-- Work instructions --
For the word "used", find each line in the entries where it occurs and copy that line.
--- Exercise materials Enclosed Below ---
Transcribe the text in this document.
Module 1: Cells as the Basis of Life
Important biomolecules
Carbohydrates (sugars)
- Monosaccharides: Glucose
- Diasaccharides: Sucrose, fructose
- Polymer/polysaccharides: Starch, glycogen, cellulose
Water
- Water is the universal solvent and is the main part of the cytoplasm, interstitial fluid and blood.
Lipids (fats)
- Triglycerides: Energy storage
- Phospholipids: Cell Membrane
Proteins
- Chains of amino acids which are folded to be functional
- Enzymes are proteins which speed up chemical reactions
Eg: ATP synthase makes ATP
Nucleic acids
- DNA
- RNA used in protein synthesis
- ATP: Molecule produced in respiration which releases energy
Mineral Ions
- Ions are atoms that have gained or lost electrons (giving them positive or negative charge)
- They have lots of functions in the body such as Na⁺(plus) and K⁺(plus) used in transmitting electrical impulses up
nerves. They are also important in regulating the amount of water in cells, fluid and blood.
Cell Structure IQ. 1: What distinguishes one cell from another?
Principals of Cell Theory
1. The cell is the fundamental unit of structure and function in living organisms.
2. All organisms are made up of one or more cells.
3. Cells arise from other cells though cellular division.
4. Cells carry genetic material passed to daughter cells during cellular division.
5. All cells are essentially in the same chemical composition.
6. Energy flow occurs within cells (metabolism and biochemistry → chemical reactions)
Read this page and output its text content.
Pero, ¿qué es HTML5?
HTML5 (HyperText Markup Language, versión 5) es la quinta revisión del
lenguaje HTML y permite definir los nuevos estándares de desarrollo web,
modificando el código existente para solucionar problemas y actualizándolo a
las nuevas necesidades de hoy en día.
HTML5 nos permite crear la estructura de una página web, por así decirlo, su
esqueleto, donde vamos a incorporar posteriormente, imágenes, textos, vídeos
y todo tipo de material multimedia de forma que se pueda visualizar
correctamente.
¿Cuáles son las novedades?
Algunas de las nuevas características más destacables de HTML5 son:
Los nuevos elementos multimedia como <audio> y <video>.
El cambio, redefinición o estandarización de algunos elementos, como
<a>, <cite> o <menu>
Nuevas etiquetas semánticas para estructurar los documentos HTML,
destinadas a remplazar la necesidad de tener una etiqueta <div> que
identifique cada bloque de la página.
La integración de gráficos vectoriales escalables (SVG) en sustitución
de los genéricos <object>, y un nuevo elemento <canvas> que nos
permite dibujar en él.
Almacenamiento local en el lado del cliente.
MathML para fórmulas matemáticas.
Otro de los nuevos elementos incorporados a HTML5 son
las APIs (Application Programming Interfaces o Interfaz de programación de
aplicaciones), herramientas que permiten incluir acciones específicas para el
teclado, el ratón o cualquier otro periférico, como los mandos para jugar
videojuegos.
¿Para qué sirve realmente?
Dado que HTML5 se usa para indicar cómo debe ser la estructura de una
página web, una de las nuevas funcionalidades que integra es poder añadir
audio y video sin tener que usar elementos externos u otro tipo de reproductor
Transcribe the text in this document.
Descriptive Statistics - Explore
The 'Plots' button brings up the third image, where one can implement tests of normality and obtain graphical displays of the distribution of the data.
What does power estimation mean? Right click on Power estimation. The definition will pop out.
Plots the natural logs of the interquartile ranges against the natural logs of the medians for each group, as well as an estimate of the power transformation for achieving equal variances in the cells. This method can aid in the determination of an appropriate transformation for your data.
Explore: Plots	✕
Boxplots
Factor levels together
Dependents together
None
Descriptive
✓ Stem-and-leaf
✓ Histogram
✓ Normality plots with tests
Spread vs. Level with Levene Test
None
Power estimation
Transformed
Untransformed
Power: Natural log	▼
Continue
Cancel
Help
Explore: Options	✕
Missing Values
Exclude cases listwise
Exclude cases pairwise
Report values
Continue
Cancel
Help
--- End of Enclosed Exercise materials ---
-- Completed exercise --
- RNA used in protein synthesis
- They have lots of functions in the body such as Na⁺(plus) and K⁺(plus) used in transmitting electrical impulses up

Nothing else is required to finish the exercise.